• **YOUR GOAL**:
Would you transcribe the whole listing exactly, minus its pictures?

EXERCISE MATERIAL start

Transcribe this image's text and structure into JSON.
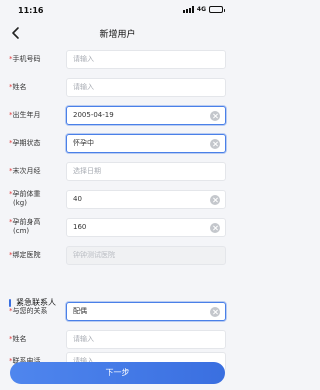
{
  "status": {
    "time": "11:16",
    "network": "4G",
    "battery_level": 0.85
  },
  "nav": {
    "title": "新增用户",
    "back_icon": "chevron-left-icon"
  },
  "fields": [
    {
      "label": "手机号码",
      "required": true,
      "value": "",
      "placeholder": "请输入"
    },
    {
      "label": "姓名",
      "required": true,
      "value": "",
      "placeholder": "请输入"
    },
    {
      "label": "出生年月",
      "required": true,
      "value": "2005-04-19",
      "placeholder": ""
    },
    {
      "label": "孕期状态",
      "required": true,
      "value": "怀孕中",
      "placeholder": ""
    },
    {
      "label": "末次月经",
      "required": true,
      "value": "",
      "placeholder": "选择日期"
    },
    {
      "label": "孕前体重",
      "unit": "(kg)",
      "required": true,
      "value": "40",
      "placeholder": ""
    },
    {
      "label": "孕前身高",
      "unit": "(cm)",
      "required": true,
      "value": "160",
      "placeholder": ""
    },
    {
      "label": "绑定医院",
      "required": true,
      "value": "钟钟测试医院",
      "placeholder": ""
    }
  ],
  "emergency": {
    "section_title": "紧急联系人",
    "fields": [
      {
        "label": "与您的关系",
        "required": true,
        "value": "配偶",
        "placeholder": ""
      },
      {
        "label": "姓名",
        "required": true,
        "value": "",
        "placeholder": "请输入"
      },
      {
        "label": "联系电话",
        "required": true,
        "value": "",
        "placeholder": "请输入"
      }
    ]
  },
  "next_button": "下一步",
  "colors": {
    "accent": "#3a6fe0",
    "required": "#e23c3c",
    "background": "#f4f5f8"
  }
}
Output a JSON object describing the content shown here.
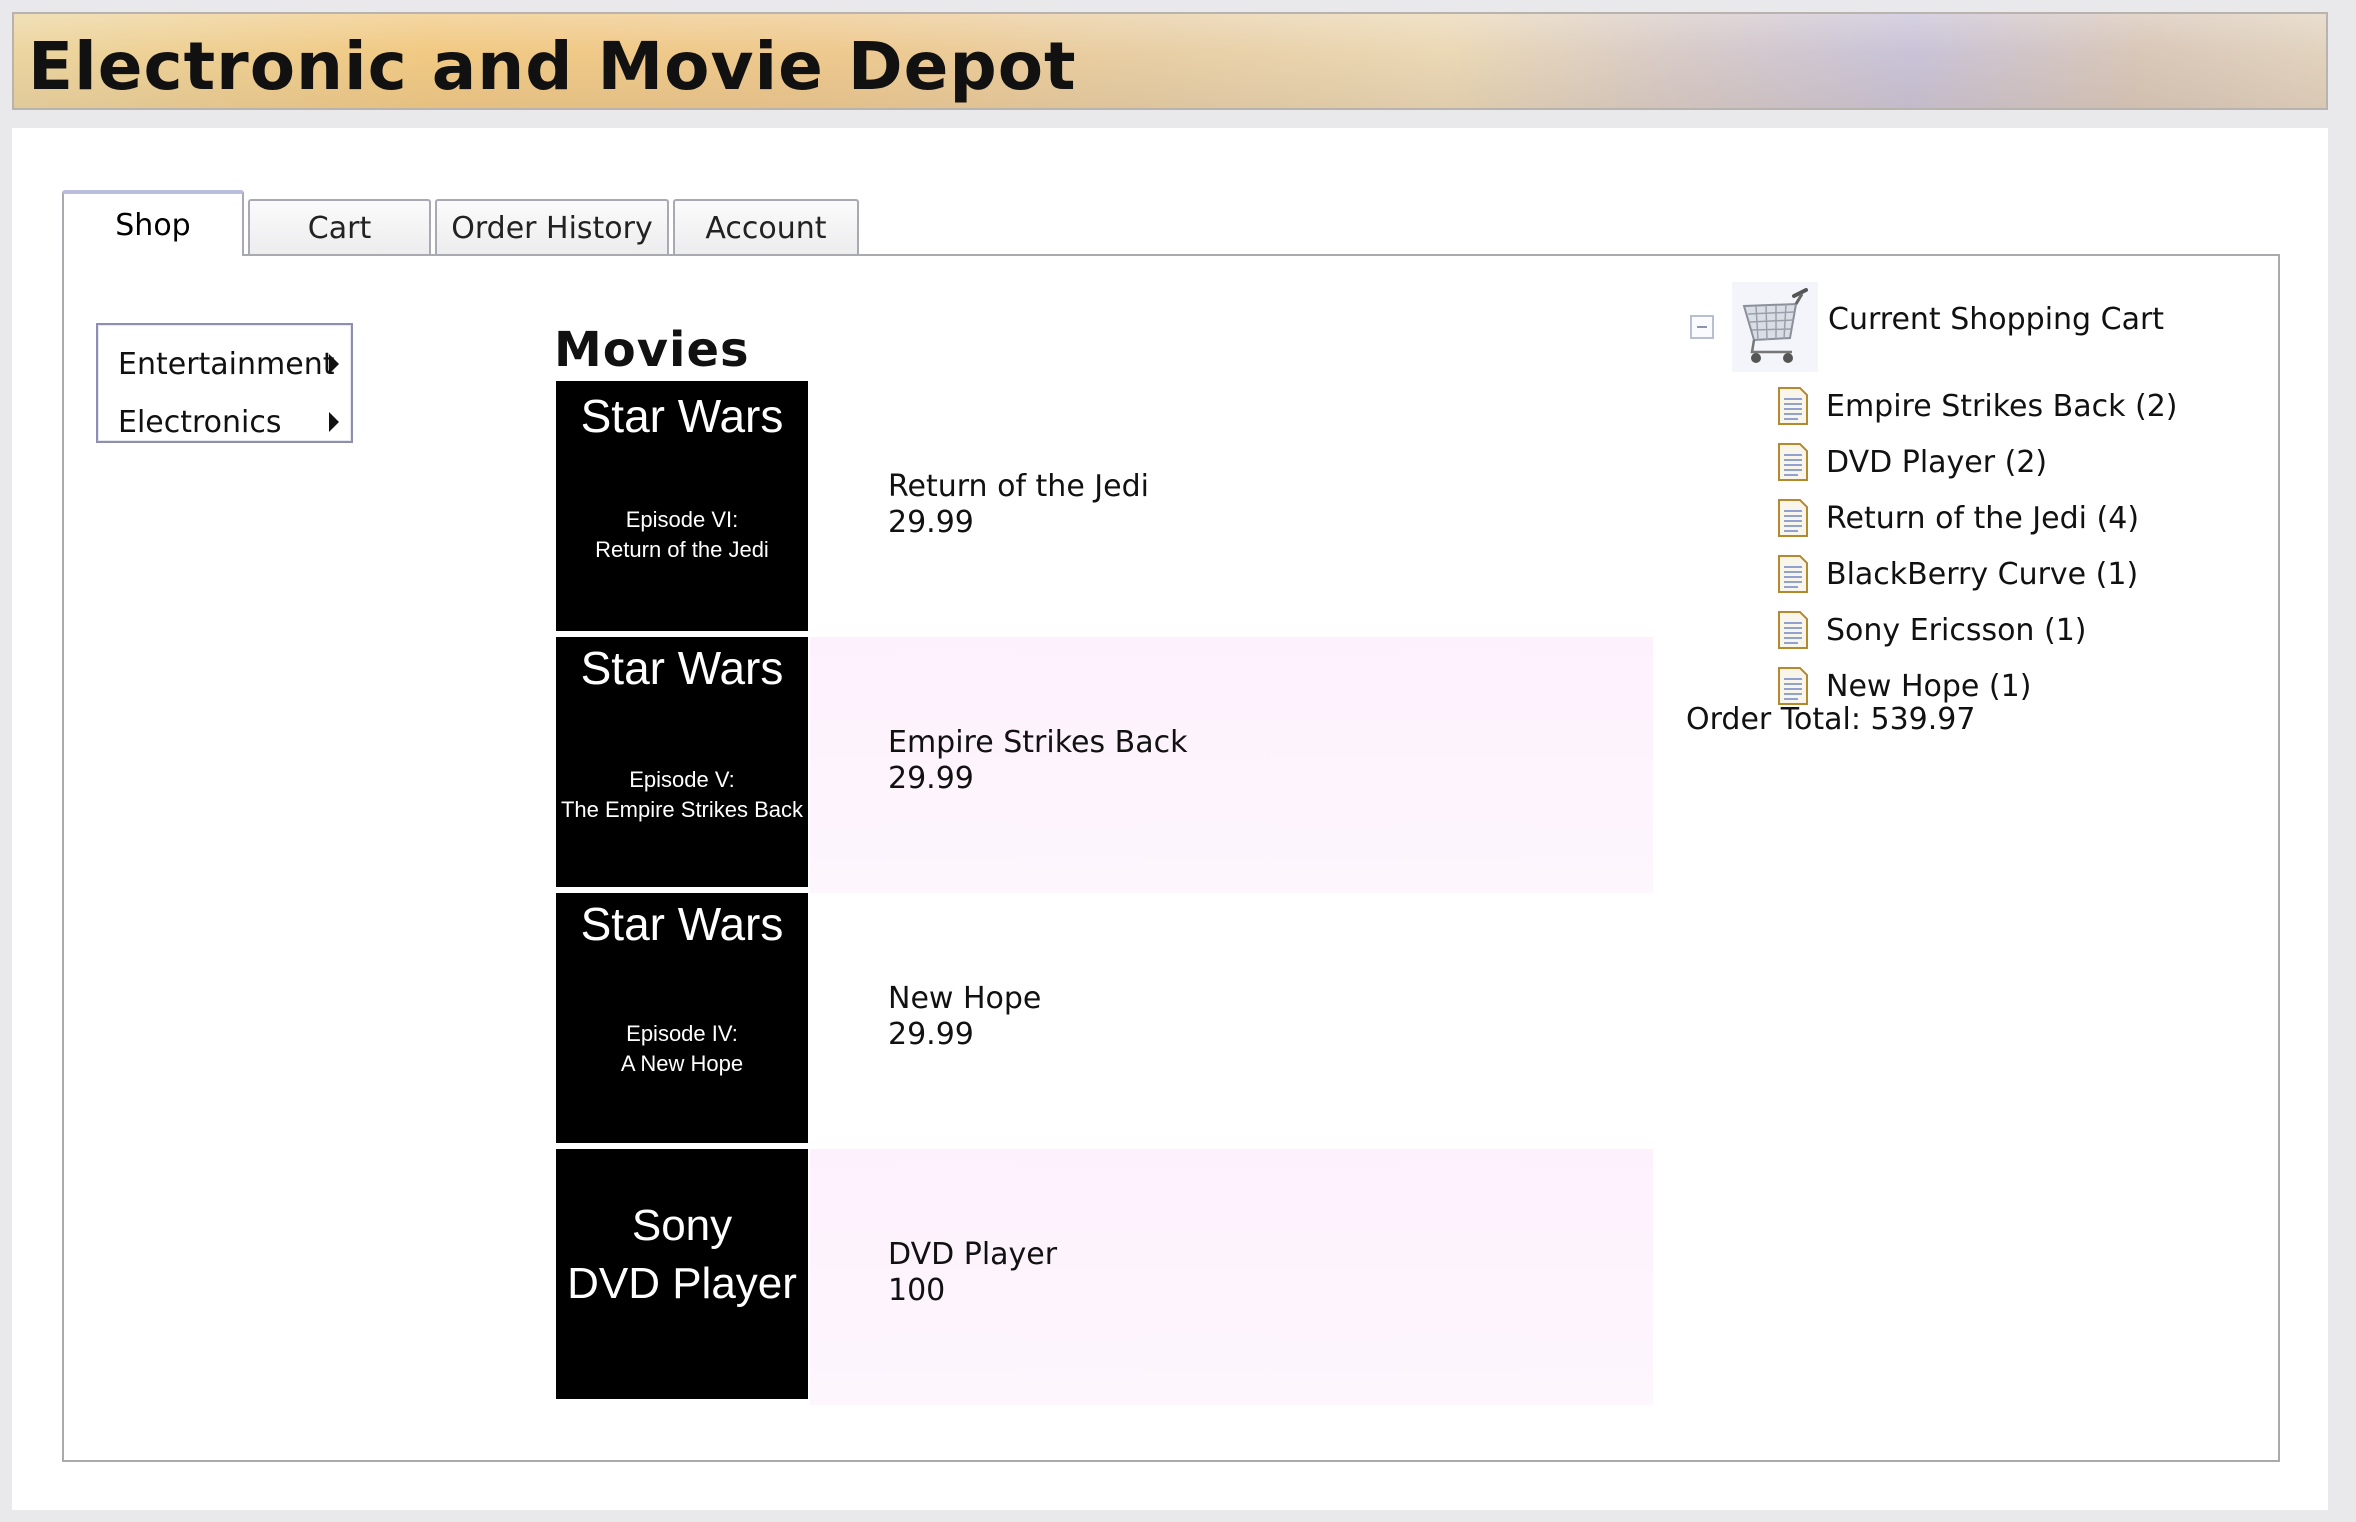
{
  "header": {
    "title": "Electronic and Movie Depot"
  },
  "tabs": [
    {
      "label": "Shop",
      "active": true
    },
    {
      "label": "Cart",
      "active": false
    },
    {
      "label": "Order History",
      "active": false
    },
    {
      "label": "Account",
      "active": false
    }
  ],
  "category_menu": {
    "items": [
      {
        "label": "Entertainment"
      },
      {
        "label": "Electronics"
      }
    ]
  },
  "section": {
    "title": "Movies"
  },
  "products": [
    {
      "poster_title": "Star Wars",
      "poster_sub_1": "Episode VI:",
      "poster_sub_2": "Return of the Jedi",
      "name": "Return of the Jedi",
      "price": "29.99"
    },
    {
      "poster_title": "Star Wars",
      "poster_sub_1": "Episode V:",
      "poster_sub_2": "The Empire Strikes Back",
      "name": "Empire Strikes Back",
      "price": "29.99"
    },
    {
      "poster_title": "Star Wars",
      "poster_sub_1": "Episode IV:",
      "poster_sub_2": "A New Hope",
      "name": "New Hope",
      "price": "29.99"
    },
    {
      "poster_line_1": "Sony",
      "poster_line_2": "DVD Player",
      "name": "DVD Player",
      "price": "100"
    }
  ],
  "cart": {
    "label": "Current Shopping Cart",
    "items": [
      {
        "label": "Empire Strikes Back (2)"
      },
      {
        "label": "DVD Player (2)"
      },
      {
        "label": "Return of the Jedi (4)"
      },
      {
        "label": "BlackBerry Curve (1)"
      },
      {
        "label": "Sony Ericsson (1)"
      },
      {
        "label": "New Hope (1)"
      }
    ],
    "order_total": "Order Total: 539.97"
  },
  "colors": {
    "alt_row_bg": "#fdf3fd",
    "poster_bg": "#000000",
    "panel_border": "#a9a9b0",
    "menu_border": "#8c8fb1"
  }
}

EXERCISE MATERIAL end

• **THE ANSWER**:
Transcribe this image's text and structure into JSON.
{
  "status": {
    "time": "11:16",
    "network": "4G",
    "battery_level": 0.85
  },
  "nav": {
    "title": "新增用户",
    "back_icon": "chevron-left-icon"
  },
  "fields": [
    {
      "label": "手机号码",
      "required": true,
      "value": "",
      "placeholder": "请输入"
    },
    {
      "label": "姓名",
      "required": true,
      "value": "",
      "placeholder": "请输入"
    },
    {
      "label": "出生年月",
      "required": true,
      "value": "2005-04-19",
      "placeholder": ""
    },
    {
      "label": "孕期状态",
      "required": true,
      "value": "怀孕中",
      "placeholder": ""
    },
    {
      "label": "末次月经",
      "required": true,
      "value": "",
      "placeholder": "选择日期"
    },
    {
      "label": "孕前体重",
      "unit": "(kg)",
      "required": true,
      "value": "40",
      "placeholder": ""
    },
    {
      "label": "孕前身高",
      "unit": "(cm)",
      "required": true,
      "value": "160",
      "placeholder": ""
    },
    {
      "label": "绑定医院",
      "required": true,
      "value": "钟钟测试医院",
      "placeholder": ""
    }
  ],
  "emergency": {
    "section_title": "紧急联系人",
    "fields": [
      {
        "label": "与您的关系",
        "required": true,
        "value": "配偶",
        "placeholder": ""
      },
      {
        "label": "姓名",
        "required": true,
        "value": "",
        "placeholder": "请输入"
      },
      {
        "label": "联系电话",
        "required": true,
        "value": "",
        "placeholder": "请输入"
      }
    ]
  },
  "next_button": "下一步",
  "colors": {
    "accent": "#3a6fe0",
    "required": "#e23c3c",
    "background": "#f4f5f8"
  }
}
Output a JSON object describing the content shown here.
{
  "header": {
    "title": "Electronic and Movie Depot"
  },
  "tabs": [
    {
      "label": "Shop",
      "active": true
    },
    {
      "label": "Cart",
      "active": false
    },
    {
      "label": "Order History",
      "active": false
    },
    {
      "label": "Account",
      "active": false
    }
  ],
  "category_menu": {
    "items": [
      {
        "label": "Entertainment"
      },
      {
        "label": "Electronics"
      }
    ]
  },
  "section": {
    "title": "Movies"
  },
  "products": [
    {
      "poster_title": "Star Wars",
      "poster_sub_1": "Episode VI:",
      "poster_sub_2": "Return of the Jedi",
      "name": "Return of the Jedi",
      "price": "29.99"
    },
    {
      "poster_title": "Star Wars",
      "poster_sub_1": "Episode V:",
      "poster_sub_2": "The Empire Strikes Back",
      "name": "Empire Strikes Back",
      "price": "29.99"
    },
    {
      "poster_title": "Star Wars",
      "poster_sub_1": "Episode IV:",
      "poster_sub_2": "A New Hope",
      "name": "New Hope",
      "price": "29.99"
    },
    {
      "poster_line_1": "Sony",
      "poster_line_2": "DVD Player",
      "name": "DVD Player",
      "price": "100"
    }
  ],
  "cart": {
    "label": "Current Shopping Cart",
    "items": [
      {
        "label": "Empire Strikes Back (2)"
      },
      {
        "label": "DVD Player (2)"
      },
      {
        "label": "Return of the Jedi (4)"
      },
      {
        "label": "BlackBerry Curve (1)"
      },
      {
        "label": "Sony Ericsson (1)"
      },
      {
        "label": "New Hope (1)"
      }
    ],
    "order_total": "Order Total: 539.97"
  },
  "colors": {
    "alt_row_bg": "#fdf3fd",
    "poster_bg": "#000000",
    "panel_border": "#a9a9b0",
    "menu_border": "#8c8fb1"
  }
}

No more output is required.